Requirement> Output each line of the material exactly as it stands.

#### Material provided

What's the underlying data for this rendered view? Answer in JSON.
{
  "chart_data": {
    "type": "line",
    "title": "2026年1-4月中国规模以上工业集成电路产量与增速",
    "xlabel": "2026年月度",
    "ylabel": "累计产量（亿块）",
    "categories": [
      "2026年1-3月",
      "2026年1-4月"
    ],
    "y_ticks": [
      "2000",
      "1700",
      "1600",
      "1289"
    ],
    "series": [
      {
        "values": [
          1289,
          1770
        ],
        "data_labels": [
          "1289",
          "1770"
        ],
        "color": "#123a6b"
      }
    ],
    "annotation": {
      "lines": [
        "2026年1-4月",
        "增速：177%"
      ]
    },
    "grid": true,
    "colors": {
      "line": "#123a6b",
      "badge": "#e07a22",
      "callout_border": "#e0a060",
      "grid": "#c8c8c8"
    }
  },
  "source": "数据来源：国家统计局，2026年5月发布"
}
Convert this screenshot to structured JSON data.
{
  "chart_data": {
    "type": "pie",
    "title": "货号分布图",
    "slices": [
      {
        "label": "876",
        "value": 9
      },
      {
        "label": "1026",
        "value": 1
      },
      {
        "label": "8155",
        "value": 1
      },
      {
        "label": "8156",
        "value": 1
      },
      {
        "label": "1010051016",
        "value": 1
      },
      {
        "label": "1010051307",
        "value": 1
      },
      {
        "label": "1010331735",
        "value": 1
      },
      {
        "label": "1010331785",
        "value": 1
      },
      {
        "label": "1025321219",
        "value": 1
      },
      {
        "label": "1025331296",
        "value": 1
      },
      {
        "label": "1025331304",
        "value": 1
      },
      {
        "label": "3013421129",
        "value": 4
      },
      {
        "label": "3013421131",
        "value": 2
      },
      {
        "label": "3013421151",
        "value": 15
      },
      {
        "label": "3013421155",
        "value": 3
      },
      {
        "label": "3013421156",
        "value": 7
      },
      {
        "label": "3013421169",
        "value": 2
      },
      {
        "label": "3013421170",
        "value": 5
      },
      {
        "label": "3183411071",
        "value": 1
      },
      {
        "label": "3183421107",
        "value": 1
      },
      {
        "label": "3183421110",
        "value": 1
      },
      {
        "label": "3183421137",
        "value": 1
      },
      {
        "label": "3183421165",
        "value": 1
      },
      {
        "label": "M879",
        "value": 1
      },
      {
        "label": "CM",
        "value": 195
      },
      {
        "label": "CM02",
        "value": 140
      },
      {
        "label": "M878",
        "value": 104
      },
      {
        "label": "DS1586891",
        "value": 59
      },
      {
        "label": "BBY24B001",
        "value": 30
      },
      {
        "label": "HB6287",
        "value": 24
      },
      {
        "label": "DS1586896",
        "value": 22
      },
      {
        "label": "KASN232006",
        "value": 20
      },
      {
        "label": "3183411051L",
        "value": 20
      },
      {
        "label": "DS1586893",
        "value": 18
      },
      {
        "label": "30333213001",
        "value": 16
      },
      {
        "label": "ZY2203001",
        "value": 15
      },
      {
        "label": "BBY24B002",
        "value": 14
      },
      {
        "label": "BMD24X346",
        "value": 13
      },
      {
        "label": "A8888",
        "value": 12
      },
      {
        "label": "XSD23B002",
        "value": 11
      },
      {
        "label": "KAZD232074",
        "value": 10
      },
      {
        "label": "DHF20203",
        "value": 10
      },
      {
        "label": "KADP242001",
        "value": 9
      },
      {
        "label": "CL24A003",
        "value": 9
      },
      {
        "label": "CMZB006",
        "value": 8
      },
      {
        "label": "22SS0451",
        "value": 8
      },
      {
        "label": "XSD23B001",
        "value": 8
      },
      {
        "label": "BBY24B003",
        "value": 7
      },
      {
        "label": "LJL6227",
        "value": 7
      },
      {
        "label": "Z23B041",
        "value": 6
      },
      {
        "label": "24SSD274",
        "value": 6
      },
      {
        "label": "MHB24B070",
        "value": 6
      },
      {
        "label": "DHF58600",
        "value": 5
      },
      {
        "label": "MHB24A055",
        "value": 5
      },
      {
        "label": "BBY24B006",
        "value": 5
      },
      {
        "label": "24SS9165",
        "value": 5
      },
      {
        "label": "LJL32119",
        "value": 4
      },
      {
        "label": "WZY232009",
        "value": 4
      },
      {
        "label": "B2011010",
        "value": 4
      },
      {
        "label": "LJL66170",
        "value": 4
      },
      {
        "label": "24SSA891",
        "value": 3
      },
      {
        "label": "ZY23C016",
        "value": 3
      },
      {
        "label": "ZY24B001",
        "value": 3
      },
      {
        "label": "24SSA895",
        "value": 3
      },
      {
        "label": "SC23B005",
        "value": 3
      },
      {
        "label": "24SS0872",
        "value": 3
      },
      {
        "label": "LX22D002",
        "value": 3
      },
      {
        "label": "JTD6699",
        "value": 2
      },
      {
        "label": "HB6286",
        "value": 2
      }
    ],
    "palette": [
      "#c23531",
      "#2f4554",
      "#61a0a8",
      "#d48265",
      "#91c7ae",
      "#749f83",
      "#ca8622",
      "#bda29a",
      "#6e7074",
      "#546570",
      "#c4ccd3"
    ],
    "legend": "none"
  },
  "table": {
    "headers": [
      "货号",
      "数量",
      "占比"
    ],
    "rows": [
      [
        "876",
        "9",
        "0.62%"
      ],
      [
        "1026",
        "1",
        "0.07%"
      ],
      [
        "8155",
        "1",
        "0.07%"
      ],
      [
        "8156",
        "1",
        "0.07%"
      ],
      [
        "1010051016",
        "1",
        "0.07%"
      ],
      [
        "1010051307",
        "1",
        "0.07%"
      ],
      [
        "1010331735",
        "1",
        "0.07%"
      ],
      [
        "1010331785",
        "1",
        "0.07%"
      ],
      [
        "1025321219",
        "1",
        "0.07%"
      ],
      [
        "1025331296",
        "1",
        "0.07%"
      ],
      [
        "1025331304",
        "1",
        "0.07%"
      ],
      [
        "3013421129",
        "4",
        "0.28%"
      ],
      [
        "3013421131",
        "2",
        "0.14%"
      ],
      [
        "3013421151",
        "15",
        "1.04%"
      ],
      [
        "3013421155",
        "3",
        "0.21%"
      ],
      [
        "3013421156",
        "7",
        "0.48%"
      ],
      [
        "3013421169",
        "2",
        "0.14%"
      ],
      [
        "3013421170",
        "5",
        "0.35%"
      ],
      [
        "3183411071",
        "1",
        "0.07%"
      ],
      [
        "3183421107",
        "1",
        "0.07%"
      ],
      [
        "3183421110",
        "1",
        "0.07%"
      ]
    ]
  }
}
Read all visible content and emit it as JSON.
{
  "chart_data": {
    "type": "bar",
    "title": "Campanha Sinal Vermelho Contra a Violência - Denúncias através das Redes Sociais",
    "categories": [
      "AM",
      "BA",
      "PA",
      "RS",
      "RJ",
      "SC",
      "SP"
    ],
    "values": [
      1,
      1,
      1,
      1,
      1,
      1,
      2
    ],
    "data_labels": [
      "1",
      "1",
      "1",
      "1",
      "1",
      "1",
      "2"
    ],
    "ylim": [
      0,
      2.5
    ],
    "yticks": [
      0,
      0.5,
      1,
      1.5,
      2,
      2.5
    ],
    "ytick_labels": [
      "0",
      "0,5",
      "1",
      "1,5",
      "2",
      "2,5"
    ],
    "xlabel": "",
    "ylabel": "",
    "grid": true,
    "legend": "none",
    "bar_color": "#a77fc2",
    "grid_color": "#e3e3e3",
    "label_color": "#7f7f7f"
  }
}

########

Answer below>
What's the underlying data for this rendered view? Answer in JSON.
{
  "chart_data": {
    "type": "line",
    "title": "2026年1-4月中国规模以上工业集成电路产量与增速",
    "xlabel": "2026年月度",
    "ylabel": "累计产量（亿块）",
    "categories": [
      "2026年1-3月",
      "2026年1-4月"
    ],
    "y_ticks": [
      "2000",
      "1700",
      "1600",
      "1289"
    ],
    "series": [
      {
        "values": [
          1289,
          1770
        ],
        "data_labels": [
          "1289",
          "1770"
        ],
        "color": "#123a6b"
      }
    ],
    "annotation": {
      "lines": [
        "2026年1-4月",
        "增速：177%"
      ]
    },
    "grid": true,
    "colors": {
      "line": "#123a6b",
      "badge": "#e07a22",
      "callout_border": "#e0a060",
      "grid": "#c8c8c8"
    }
  },
  "source": "数据来源：国家统计局，2026年5月发布"
}
Convert this screenshot to structured JSON data.
{
  "chart_data": {
    "type": "pie",
    "title": "货号分布图",
    "slices": [
      {
        "label": "876",
        "value": 9
      },
      {
        "label": "1026",
        "value": 1
      },
      {
        "label": "8155",
        "value": 1
      },
      {
        "label": "8156",
        "value": 1
      },
      {
        "label": "1010051016",
        "value": 1
      },
      {
        "label": "1010051307",
        "value": 1
      },
      {
        "label": "1010331735",
        "value": 1
      },
      {
        "label": "1010331785",
        "value": 1
      },
      {
        "label": "1025321219",
        "value": 1
      },
      {
        "label": "1025331296",
        "value": 1
      },
      {
        "label": "1025331304",
        "value": 1
      },
      {
        "label": "3013421129",
        "value": 4
      },
      {
        "label": "3013421131",
        "value": 2
      },
      {
        "label": "3013421151",
        "value": 15
      },
      {
        "label": "3013421155",
        "value": 3
      },
      {
        "label": "3013421156",
        "value": 7
      },
      {
        "label": "3013421169",
        "value": 2
      },
      {
        "label": "3013421170",
        "value": 5
      },
      {
        "label": "3183411071",
        "value": 1
      },
      {
        "label": "3183421107",
        "value": 1
      },
      {
        "label": "3183421110",
        "value": 1
      },
      {
        "label": "3183421137",
        "value": 1
      },
      {
        "label": "3183421165",
        "value": 1
      },
      {
        "label": "M879",
        "value": 1
      },
      {
        "label": "CM",
        "value": 195
      },
      {
        "label": "CM02",
        "value": 140
      },
      {
        "label": "M878",
        "value": 104
      },
      {
        "label": "DS1586891",
        "value": 59
      },
      {
        "label": "BBY24B001",
        "value": 30
      },
      {
        "label": "HB6287",
        "value": 24
      },
      {
        "label": "DS1586896",
        "value": 22
      },
      {
        "label": "KASN232006",
        "value": 20
      },
      {
        "label": "3183411051L",
        "value": 20
      },
      {
        "label": "DS1586893",
        "value": 18
      },
      {
        "label": "30333213001",
        "value": 16
      },
      {
        "label": "ZY2203001",
        "value": 15
      },
      {
        "label": "BBY24B002",
        "value": 14
      },
      {
        "label": "BMD24X346",
        "value": 13
      },
      {
        "label": "A8888",
        "value": 12
      },
      {
        "label": "XSD23B002",
        "value": 11
      },
      {
        "label": "KAZD232074",
        "value": 10
      },
      {
        "label": "DHF20203",
        "value": 10
      },
      {
        "label": "KADP242001",
        "value": 9
      },
      {
        "label": "CL24A003",
        "value": 9
      },
      {
        "label": "CMZB006",
        "value": 8
      },
      {
        "label": "22SS0451",
        "value": 8
      },
      {
        "label": "XSD23B001",
        "value": 8
      },
      {
        "label": "BBY24B003",
        "value": 7
      },
      {
        "label": "LJL6227",
        "value": 7
      },
      {
        "label": "Z23B041",
        "value": 6
      },
      {
        "label": "24SSD274",
        "value": 6
      },
      {
        "label": "MHB24B070",
        "value": 6
      },
      {
        "label": "DHF58600",
        "value": 5
      },
      {
        "label": "MHB24A055",
        "value": 5
      },
      {
        "label": "BBY24B006",
        "value": 5
      },
      {
        "label": "24SS9165",
        "value": 5
      },
      {
        "label": "LJL32119",
        "value": 4
      },
      {
        "label": "WZY232009",
        "value": 4
      },
      {
        "label": "B2011010",
        "value": 4
      },
      {
        "label": "LJL66170",
        "value": 4
      },
      {
        "label": "24SSA891",
        "value": 3
      },
      {
        "label": "ZY23C016",
        "value": 3
      },
      {
        "label": "ZY24B001",
        "value": 3
      },
      {
        "label": "24SSA895",
        "value": 3
      },
      {
        "label": "SC23B005",
        "value": 3
      },
      {
        "label": "24SS0872",
        "value": 3
      },
      {
        "label": "LX22D002",
        "value": 3
      },
      {
        "label": "JTD6699",
        "value": 2
      },
      {
        "label": "HB6286",
        "value": 2
      }
    ],
    "palette": [
      "#c23531",
      "#2f4554",
      "#61a0a8",
      "#d48265",
      "#91c7ae",
      "#749f83",
      "#ca8622",
      "#bda29a",
      "#6e7074",
      "#546570",
      "#c4ccd3"
    ],
    "legend": "none"
  },
  "table": {
    "headers": [
      "货号",
      "数量",
      "占比"
    ],
    "rows": [
      [
        "876",
        "9",
        "0.62%"
      ],
      [
        "1026",
        "1",
        "0.07%"
      ],
      [
        "8155",
        "1",
        "0.07%"
      ],
      [
        "8156",
        "1",
        "0.07%"
      ],
      [
        "1010051016",
        "1",
        "0.07%"
      ],
      [
        "1010051307",
        "1",
        "0.07%"
      ],
      [
        "1010331735",
        "1",
        "0.07%"
      ],
      [
        "1010331785",
        "1",
        "0.07%"
      ],
      [
        "1025321219",
        "1",
        "0.07%"
      ],
      [
        "1025331296",
        "1",
        "0.07%"
      ],
      [
        "1025331304",
        "1",
        "0.07%"
      ],
      [
        "3013421129",
        "4",
        "0.28%"
      ],
      [
        "3013421131",
        "2",
        "0.14%"
      ],
      [
        "3013421151",
        "15",
        "1.04%"
      ],
      [
        "3013421155",
        "3",
        "0.21%"
      ],
      [
        "3013421156",
        "7",
        "0.48%"
      ],
      [
        "3013421169",
        "2",
        "0.14%"
      ],
      [
        "3013421170",
        "5",
        "0.35%"
      ],
      [
        "3183411071",
        "1",
        "0.07%"
      ],
      [
        "3183421107",
        "1",
        "0.07%"
      ],
      [
        "3183421110",
        "1",
        "0.07%"
      ]
    ]
  }
}
Read all visible content and emit it as JSON.
{
  "chart_data": {
    "type": "bar",
    "title": "Campanha Sinal Vermelho Contra a Violência - Denúncias através das Redes Sociais",
    "categories": [
      "AM",
      "BA",
      "PA",
      "RS",
      "RJ",
      "SC",
      "SP"
    ],
    "values": [
      1,
      1,
      1,
      1,
      1,
      1,
      2
    ],
    "data_labels": [
      "1",
      "1",
      "1",
      "1",
      "1",
      "1",
      "2"
    ],
    "ylim": [
      0,
      2.5
    ],
    "yticks": [
      0,
      0.5,
      1,
      1.5,
      2,
      2.5
    ],
    "ytick_labels": [
      "0",
      "0,5",
      "1",
      "1,5",
      "2",
      "2,5"
    ],
    "xlabel": "",
    "ylabel": "",
    "grid": true,
    "legend": "none",
    "bar_color": "#a77fc2",
    "grid_color": "#e3e3e3",
    "label_color": "#7f7f7f"
  }
}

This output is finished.